Find the word "from" in the records below. List each line containing it.

◆ ◆ ◆ ◆ ◆ ◆ ◆

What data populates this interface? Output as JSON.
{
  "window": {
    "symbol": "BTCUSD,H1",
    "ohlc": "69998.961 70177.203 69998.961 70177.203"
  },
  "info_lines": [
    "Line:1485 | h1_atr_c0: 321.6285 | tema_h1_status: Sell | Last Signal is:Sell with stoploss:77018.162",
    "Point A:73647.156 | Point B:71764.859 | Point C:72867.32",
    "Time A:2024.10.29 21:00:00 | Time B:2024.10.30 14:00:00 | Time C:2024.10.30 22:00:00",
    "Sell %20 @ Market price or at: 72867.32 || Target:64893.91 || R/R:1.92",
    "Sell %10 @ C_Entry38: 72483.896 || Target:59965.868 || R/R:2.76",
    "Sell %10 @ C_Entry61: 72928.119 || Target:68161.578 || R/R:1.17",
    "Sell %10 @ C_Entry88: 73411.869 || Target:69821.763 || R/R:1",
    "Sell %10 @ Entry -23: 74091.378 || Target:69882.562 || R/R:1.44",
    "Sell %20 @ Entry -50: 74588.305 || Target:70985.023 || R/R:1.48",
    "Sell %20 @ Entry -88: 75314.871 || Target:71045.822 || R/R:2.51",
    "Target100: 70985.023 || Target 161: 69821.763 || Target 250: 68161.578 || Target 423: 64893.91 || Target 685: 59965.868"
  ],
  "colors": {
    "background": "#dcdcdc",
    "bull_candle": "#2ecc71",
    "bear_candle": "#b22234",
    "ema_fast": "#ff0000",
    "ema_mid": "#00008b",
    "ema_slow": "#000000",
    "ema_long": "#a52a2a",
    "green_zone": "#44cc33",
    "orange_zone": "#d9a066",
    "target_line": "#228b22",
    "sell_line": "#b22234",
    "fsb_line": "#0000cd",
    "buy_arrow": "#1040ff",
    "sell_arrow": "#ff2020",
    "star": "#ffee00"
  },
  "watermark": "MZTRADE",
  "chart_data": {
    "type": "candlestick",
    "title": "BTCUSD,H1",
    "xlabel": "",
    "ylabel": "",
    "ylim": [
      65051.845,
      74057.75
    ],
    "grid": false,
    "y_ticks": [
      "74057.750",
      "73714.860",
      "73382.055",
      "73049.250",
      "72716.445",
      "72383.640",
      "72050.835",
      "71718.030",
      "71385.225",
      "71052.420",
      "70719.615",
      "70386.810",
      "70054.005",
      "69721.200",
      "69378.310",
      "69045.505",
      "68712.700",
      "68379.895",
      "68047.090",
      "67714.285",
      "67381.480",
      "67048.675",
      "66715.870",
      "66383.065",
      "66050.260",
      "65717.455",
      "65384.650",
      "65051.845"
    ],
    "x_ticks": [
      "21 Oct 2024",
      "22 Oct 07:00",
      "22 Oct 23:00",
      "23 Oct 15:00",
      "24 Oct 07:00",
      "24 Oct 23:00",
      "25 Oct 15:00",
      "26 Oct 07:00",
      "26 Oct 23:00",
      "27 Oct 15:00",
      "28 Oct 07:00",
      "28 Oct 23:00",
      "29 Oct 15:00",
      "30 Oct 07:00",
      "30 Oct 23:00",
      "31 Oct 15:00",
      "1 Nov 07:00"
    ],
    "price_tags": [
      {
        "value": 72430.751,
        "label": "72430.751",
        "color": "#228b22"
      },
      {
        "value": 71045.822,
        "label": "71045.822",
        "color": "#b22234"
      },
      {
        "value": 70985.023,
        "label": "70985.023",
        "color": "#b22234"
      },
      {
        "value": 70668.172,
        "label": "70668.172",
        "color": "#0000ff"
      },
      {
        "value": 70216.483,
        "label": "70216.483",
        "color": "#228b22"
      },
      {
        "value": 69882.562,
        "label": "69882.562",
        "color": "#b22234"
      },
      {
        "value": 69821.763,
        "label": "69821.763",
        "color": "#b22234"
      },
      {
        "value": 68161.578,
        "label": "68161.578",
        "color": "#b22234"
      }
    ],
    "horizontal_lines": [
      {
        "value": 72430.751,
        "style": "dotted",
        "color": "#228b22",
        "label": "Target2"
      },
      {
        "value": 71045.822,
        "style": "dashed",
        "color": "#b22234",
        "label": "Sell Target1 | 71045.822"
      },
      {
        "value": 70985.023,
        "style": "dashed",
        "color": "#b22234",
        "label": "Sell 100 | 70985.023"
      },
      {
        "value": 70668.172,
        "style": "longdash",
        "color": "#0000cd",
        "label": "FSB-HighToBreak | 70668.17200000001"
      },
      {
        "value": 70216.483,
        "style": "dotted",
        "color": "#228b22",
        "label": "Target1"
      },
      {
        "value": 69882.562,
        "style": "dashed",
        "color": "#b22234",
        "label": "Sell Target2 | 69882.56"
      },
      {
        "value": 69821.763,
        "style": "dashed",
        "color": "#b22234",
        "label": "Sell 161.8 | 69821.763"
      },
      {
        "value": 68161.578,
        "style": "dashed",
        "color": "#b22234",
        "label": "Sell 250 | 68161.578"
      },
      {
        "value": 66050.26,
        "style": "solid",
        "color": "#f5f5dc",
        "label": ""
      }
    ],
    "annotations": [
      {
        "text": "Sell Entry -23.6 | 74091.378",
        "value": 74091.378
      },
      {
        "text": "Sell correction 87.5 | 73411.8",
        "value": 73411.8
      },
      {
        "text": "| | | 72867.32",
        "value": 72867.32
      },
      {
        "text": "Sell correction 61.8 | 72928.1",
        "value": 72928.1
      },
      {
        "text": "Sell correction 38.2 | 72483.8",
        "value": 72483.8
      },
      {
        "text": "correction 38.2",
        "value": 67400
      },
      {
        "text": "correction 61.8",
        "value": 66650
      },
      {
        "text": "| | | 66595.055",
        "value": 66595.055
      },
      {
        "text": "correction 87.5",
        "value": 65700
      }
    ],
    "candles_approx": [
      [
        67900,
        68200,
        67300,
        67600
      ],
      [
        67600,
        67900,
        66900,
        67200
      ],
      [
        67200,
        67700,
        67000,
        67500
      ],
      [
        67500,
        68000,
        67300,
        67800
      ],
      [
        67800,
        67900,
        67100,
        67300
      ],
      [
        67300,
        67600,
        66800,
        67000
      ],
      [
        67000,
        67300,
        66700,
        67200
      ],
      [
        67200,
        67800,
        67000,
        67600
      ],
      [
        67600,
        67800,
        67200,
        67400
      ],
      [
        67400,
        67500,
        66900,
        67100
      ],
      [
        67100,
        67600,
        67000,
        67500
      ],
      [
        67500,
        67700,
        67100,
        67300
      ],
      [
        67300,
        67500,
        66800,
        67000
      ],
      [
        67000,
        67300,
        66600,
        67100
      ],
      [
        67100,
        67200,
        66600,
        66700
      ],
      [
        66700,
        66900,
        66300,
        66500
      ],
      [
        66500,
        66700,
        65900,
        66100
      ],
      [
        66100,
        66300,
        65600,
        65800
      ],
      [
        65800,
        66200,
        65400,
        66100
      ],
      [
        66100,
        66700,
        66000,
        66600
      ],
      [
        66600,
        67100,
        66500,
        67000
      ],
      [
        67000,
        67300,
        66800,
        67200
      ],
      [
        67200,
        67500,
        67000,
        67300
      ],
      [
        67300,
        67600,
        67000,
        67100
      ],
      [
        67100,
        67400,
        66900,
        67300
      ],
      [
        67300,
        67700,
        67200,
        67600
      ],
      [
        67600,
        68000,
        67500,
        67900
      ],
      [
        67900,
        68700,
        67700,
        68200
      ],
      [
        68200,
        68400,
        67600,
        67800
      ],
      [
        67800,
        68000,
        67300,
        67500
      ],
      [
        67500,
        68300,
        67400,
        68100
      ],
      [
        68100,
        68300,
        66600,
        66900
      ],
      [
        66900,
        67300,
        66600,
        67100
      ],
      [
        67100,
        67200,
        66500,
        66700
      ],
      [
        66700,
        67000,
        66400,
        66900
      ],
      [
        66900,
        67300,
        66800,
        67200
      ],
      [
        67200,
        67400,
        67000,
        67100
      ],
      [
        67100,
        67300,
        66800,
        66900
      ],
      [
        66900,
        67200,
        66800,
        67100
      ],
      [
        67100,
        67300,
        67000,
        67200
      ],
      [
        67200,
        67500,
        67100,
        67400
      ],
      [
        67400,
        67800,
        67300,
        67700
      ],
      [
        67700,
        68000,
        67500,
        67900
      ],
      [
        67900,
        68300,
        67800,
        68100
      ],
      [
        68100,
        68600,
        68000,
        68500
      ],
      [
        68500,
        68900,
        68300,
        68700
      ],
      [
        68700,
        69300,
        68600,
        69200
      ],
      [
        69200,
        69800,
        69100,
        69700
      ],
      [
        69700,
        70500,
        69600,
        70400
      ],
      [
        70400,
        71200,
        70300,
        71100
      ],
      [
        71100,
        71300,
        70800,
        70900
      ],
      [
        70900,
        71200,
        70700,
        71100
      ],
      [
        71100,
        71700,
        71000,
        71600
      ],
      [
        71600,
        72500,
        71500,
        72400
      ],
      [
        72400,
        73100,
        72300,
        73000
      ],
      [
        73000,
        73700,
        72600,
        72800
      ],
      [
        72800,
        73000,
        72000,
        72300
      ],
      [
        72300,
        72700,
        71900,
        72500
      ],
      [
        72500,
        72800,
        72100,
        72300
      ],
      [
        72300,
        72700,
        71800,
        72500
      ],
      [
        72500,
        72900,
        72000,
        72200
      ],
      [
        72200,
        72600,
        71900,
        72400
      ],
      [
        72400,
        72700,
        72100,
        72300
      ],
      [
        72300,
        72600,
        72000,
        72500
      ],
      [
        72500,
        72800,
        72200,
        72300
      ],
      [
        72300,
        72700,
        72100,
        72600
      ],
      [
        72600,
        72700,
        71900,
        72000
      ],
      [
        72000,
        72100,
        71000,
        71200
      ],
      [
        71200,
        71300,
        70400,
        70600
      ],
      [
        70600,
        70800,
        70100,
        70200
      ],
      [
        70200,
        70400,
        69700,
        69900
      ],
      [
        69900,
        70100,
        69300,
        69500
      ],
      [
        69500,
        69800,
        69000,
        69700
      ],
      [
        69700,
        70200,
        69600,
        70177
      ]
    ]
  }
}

◆ ◆ ◆ ◆ ◆ ◆ ◆

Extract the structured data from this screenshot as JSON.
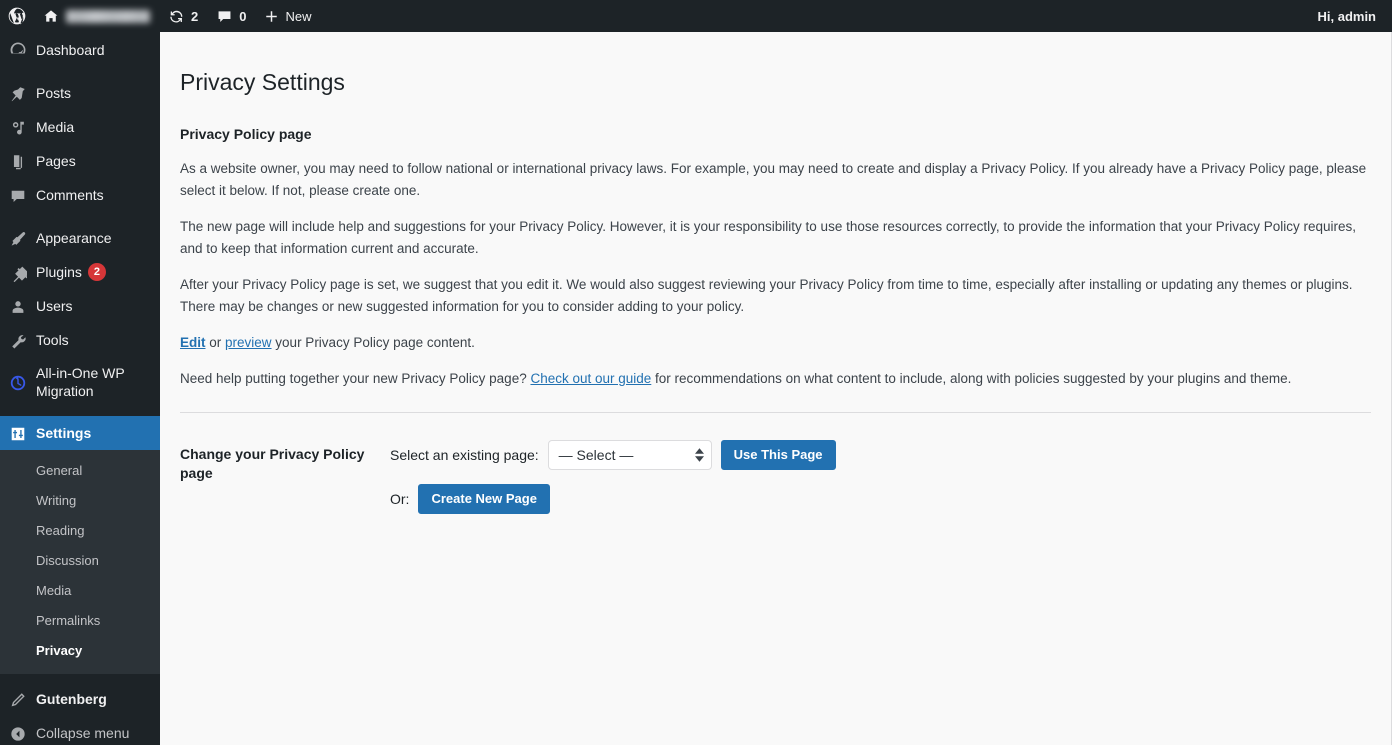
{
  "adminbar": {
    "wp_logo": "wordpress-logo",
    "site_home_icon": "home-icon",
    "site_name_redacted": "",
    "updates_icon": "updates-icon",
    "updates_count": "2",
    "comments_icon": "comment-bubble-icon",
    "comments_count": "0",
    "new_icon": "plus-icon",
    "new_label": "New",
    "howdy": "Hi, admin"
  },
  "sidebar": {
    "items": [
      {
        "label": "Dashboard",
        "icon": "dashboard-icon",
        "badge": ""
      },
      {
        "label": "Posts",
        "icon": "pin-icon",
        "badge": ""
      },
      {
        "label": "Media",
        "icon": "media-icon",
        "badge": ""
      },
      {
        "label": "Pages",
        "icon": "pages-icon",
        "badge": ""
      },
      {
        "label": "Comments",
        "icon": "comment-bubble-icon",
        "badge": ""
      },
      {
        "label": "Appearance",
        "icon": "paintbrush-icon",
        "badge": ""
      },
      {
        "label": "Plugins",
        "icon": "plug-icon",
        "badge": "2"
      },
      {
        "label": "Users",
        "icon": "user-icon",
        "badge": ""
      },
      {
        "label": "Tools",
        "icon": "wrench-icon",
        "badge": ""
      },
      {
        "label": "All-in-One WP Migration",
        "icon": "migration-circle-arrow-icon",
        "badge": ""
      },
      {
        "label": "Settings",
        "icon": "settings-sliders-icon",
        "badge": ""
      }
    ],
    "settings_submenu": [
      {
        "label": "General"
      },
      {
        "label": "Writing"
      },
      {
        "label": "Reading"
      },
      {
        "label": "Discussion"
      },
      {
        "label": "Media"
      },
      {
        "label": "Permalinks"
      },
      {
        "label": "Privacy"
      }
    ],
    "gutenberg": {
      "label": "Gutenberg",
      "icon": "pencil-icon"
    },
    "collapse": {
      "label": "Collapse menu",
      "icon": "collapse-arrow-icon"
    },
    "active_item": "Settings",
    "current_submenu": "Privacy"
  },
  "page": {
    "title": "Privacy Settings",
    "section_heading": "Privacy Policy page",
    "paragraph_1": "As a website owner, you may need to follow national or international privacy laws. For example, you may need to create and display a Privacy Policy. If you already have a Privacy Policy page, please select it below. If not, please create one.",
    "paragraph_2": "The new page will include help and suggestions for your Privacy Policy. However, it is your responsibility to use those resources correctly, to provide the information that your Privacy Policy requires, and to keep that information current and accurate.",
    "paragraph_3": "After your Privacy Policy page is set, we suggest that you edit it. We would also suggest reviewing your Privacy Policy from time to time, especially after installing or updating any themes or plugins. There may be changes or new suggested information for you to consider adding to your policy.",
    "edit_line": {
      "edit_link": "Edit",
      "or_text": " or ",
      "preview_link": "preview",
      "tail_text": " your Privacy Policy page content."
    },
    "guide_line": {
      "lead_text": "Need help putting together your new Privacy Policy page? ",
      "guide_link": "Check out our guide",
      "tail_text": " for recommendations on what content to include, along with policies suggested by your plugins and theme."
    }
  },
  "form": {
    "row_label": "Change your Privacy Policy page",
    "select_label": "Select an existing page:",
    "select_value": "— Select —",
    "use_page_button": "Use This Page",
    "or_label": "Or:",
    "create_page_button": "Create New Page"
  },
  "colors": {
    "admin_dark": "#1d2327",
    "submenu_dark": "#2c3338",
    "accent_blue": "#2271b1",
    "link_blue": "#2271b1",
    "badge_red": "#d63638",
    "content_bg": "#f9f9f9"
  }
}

◆ ◆ ◆ ◆ ◆ ◆ ◆

Result of this task:
Extract the structured data from this screenshot as JSON.
    "paragraph_3": "After your Privacy Policy page is set, we suggest that you edit it. We would also suggest reviewing your Privacy Policy from time to time, especially after installing or updating any themes or plugins. There may be changes or new suggested information for you to consider adding to your policy.",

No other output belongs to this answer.